*LISTED ENTRIES*.
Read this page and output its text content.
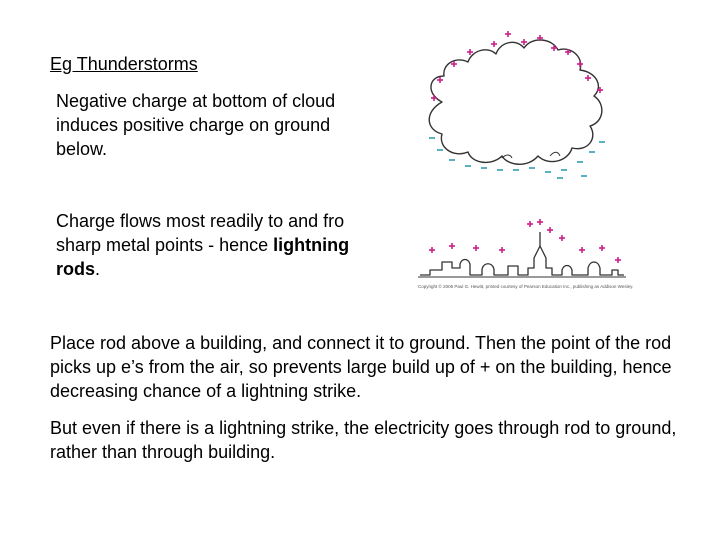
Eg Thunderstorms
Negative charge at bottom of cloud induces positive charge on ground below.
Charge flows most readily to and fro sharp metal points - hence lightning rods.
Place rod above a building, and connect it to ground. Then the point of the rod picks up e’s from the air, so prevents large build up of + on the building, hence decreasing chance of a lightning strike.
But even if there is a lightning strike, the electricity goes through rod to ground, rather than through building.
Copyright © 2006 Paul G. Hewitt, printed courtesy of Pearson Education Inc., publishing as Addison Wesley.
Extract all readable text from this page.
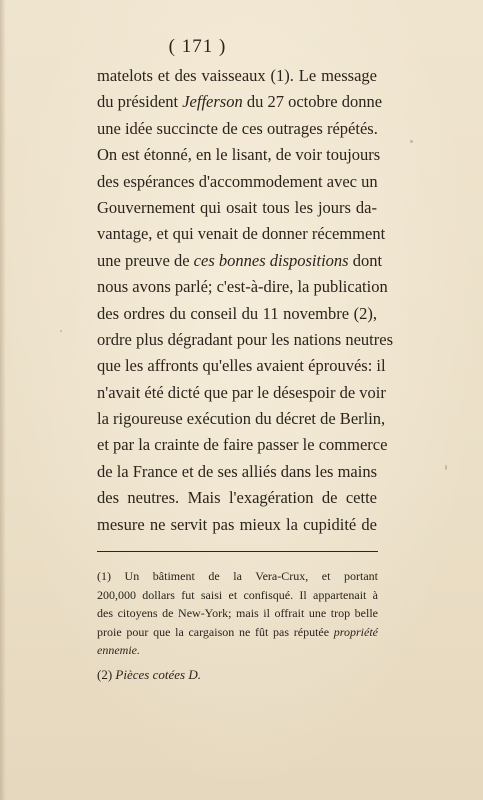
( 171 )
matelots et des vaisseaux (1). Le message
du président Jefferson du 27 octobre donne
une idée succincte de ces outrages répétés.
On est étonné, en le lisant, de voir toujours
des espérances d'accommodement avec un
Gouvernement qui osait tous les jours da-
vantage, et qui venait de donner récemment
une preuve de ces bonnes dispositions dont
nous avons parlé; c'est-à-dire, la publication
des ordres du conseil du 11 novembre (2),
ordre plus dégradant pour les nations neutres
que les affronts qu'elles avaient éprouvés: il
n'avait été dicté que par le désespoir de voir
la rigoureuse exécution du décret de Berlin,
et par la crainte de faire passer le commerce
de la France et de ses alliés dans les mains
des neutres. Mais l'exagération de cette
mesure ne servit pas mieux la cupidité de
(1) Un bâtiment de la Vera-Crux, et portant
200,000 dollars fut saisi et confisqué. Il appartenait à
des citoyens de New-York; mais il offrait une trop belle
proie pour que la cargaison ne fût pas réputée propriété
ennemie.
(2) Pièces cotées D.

* * *

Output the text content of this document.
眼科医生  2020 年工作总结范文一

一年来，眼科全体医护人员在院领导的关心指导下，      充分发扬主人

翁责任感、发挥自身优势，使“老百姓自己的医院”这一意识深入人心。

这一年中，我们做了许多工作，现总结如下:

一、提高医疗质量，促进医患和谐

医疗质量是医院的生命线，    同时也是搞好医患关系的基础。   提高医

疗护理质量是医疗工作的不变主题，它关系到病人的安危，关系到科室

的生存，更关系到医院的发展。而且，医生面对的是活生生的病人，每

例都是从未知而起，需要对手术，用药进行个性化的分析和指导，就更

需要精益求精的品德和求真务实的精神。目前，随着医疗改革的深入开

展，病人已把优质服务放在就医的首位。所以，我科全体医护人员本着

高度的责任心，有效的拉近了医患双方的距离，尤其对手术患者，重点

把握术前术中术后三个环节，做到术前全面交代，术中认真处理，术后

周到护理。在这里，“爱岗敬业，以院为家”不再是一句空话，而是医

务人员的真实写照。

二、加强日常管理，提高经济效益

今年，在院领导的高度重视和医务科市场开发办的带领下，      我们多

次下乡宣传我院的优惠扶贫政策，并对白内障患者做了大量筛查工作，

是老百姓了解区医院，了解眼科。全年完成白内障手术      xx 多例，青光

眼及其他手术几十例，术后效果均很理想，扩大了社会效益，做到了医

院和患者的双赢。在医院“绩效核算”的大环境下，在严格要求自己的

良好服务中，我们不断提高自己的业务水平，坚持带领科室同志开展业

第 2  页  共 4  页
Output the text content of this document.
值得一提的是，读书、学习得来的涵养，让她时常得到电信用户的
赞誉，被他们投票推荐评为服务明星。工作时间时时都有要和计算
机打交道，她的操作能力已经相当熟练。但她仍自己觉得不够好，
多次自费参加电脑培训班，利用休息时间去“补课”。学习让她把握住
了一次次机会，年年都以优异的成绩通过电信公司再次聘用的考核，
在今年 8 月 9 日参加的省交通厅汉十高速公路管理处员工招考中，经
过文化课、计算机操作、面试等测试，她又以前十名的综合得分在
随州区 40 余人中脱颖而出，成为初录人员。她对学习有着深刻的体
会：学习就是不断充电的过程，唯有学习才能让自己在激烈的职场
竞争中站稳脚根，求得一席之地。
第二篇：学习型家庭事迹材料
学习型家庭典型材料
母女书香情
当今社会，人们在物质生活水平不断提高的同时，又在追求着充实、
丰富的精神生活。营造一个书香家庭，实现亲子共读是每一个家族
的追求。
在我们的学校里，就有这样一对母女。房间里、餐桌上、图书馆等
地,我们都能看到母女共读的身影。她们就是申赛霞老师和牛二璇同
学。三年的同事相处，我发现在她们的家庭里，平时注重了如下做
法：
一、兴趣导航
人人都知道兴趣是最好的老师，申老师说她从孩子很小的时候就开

--

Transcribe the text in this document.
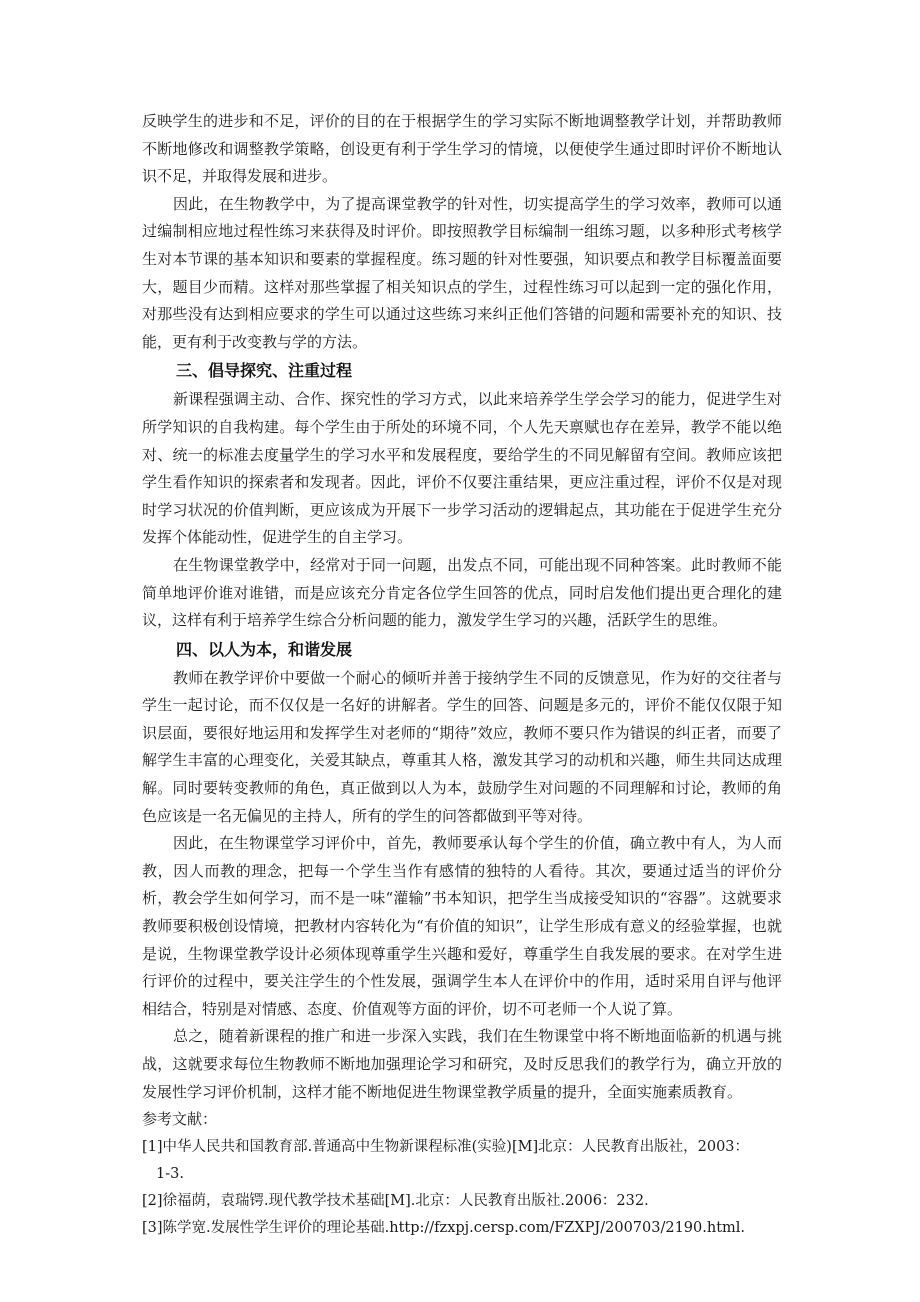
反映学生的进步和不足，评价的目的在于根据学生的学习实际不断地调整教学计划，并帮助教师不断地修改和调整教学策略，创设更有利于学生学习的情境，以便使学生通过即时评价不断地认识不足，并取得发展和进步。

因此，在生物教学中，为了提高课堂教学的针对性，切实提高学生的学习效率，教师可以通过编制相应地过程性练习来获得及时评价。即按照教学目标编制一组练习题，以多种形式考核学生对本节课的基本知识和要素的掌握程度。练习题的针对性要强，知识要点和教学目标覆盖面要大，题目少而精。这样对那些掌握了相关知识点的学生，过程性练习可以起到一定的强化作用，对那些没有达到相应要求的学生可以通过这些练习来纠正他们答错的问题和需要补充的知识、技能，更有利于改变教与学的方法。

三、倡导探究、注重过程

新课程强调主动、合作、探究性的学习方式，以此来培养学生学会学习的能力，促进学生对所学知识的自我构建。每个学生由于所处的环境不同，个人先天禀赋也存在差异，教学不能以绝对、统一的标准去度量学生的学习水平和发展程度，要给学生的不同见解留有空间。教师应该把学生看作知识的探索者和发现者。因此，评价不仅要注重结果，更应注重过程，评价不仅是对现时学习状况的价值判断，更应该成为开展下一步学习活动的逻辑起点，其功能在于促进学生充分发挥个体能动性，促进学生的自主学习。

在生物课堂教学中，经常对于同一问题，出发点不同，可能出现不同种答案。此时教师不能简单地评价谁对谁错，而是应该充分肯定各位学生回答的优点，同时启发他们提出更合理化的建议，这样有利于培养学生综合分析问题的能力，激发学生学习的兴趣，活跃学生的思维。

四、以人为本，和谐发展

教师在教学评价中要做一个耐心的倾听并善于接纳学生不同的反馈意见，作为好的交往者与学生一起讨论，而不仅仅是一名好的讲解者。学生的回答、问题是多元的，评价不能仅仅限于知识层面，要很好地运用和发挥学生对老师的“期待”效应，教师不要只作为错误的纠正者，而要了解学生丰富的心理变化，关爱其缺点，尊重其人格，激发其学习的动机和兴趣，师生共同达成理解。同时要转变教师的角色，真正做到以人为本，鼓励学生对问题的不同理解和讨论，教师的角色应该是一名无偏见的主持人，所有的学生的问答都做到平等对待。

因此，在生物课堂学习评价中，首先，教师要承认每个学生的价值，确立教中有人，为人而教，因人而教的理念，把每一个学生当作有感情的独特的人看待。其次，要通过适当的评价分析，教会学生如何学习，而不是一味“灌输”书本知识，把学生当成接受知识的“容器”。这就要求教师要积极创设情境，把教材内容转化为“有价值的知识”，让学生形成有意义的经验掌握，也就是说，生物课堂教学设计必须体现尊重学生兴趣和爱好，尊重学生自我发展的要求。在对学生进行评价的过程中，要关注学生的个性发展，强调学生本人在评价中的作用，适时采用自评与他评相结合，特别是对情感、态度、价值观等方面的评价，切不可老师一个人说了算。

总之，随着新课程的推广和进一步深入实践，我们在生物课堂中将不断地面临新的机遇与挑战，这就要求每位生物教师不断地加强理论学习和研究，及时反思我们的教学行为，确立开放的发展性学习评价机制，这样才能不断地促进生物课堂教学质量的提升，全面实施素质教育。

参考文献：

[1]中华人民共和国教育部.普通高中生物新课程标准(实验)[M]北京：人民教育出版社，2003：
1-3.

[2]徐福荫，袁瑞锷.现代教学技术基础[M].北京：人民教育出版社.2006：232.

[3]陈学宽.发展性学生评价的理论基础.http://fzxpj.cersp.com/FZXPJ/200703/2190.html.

*GIVEN EXERCISE*.
Show each line holding the word "pour".

*WRITTEN REPLY*.
ordre plus dégradant pour les nations neutres
proie pour que la cargaison ne fût pas réputée propriété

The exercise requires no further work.